CHALLENGE:
Check every line of the entries for "this", and copy the lines that hold it.

[BEGIN]

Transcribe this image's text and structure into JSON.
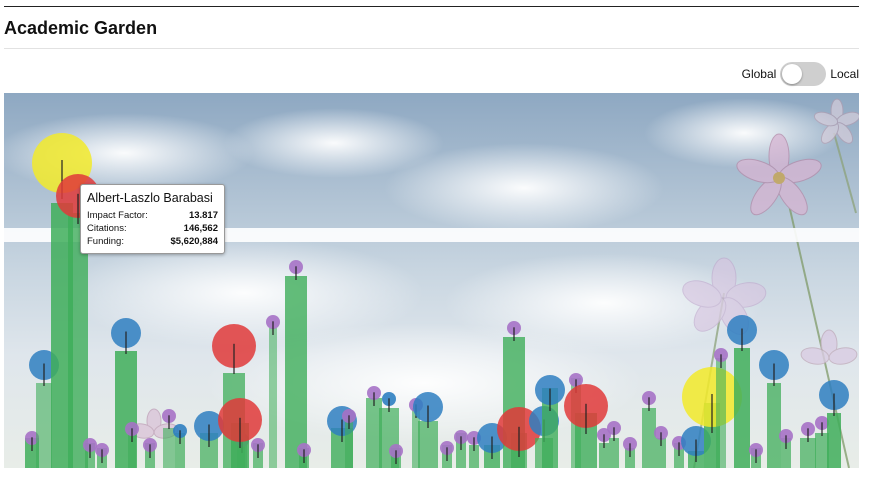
{
  "page": {
    "title": "Academic Garden"
  },
  "toggle": {
    "left_label": "Global",
    "right_label": "Local",
    "state": "Global"
  },
  "tooltip": {
    "name": "Albert-Laszlo Barabasi",
    "rows": [
      {
        "label": "Impact Factor:",
        "value": "13.817"
      },
      {
        "label": "Citations:",
        "value": "146,562"
      },
      {
        "label": "Funding:",
        "value": "$5,620,884"
      }
    ]
  },
  "colors": {
    "stem": "#3fae5a",
    "blue": "#2f7fc1",
    "red": "#e03a3a",
    "yellow": "#f2ea2a",
    "purple": "#a672c6"
  },
  "plants": [
    {
      "flower": "purple"
    },
    {
      "flower": "blue"
    },
    {
      "flower": "yellow"
    },
    {
      "flower": "red"
    },
    {
      "flower": "purple"
    },
    {
      "flower": "purple"
    },
    {
      "flower": "blue"
    },
    {
      "flower": "purple"
    },
    {
      "flower": "purple"
    },
    {
      "flower": "purple"
    },
    {
      "flower": "blue"
    },
    {
      "flower": "red"
    },
    {
      "flower": "red"
    },
    {
      "flower": "purple"
    },
    {
      "flower": "purple"
    },
    {
      "flower": "purple"
    },
    {
      "flower": "blue"
    },
    {
      "flower": "purple"
    },
    {
      "flower": "purple"
    },
    {
      "flower": "blue"
    },
    {
      "flower": "purple"
    },
    {
      "flower": "blue"
    },
    {
      "flower": "purple"
    },
    {
      "flower": "purple"
    },
    {
      "flower": "blue"
    },
    {
      "flower": "red"
    },
    {
      "flower": "purple"
    },
    {
      "flower": "blue"
    },
    {
      "flower": "blue"
    },
    {
      "flower": "red"
    },
    {
      "flower": "purple"
    },
    {
      "flower": "purple"
    },
    {
      "flower": "purple"
    },
    {
      "flower": "purple"
    },
    {
      "flower": "blue"
    },
    {
      "flower": "yellow"
    },
    {
      "flower": "blue"
    },
    {
      "flower": "purple"
    },
    {
      "flower": "blue"
    },
    {
      "flower": "blue"
    },
    {
      "flower": "purple"
    },
    {
      "flower": "blue"
    },
    {
      "flower": "purple"
    }
  ]
}
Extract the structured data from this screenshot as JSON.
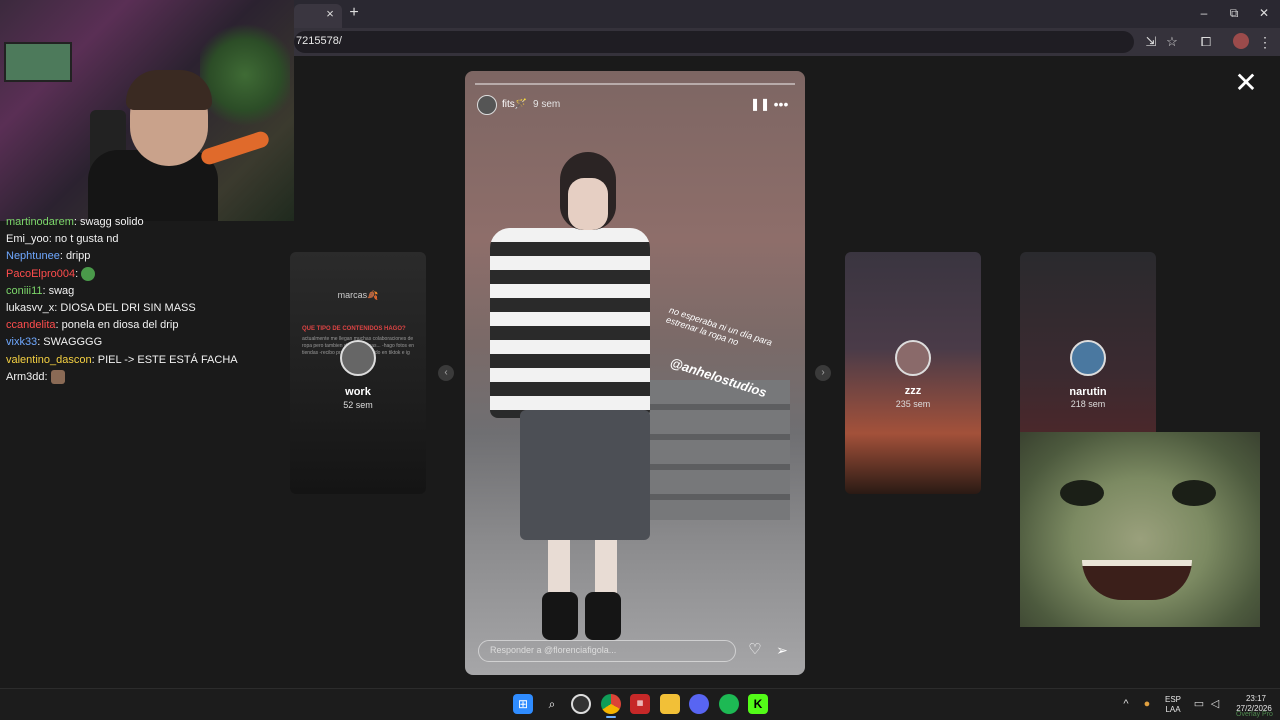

[END]

TASK OUTPUT:
Transcribe this image's text and structure into JSON.
Extract the structured data from this screenshot as JSON.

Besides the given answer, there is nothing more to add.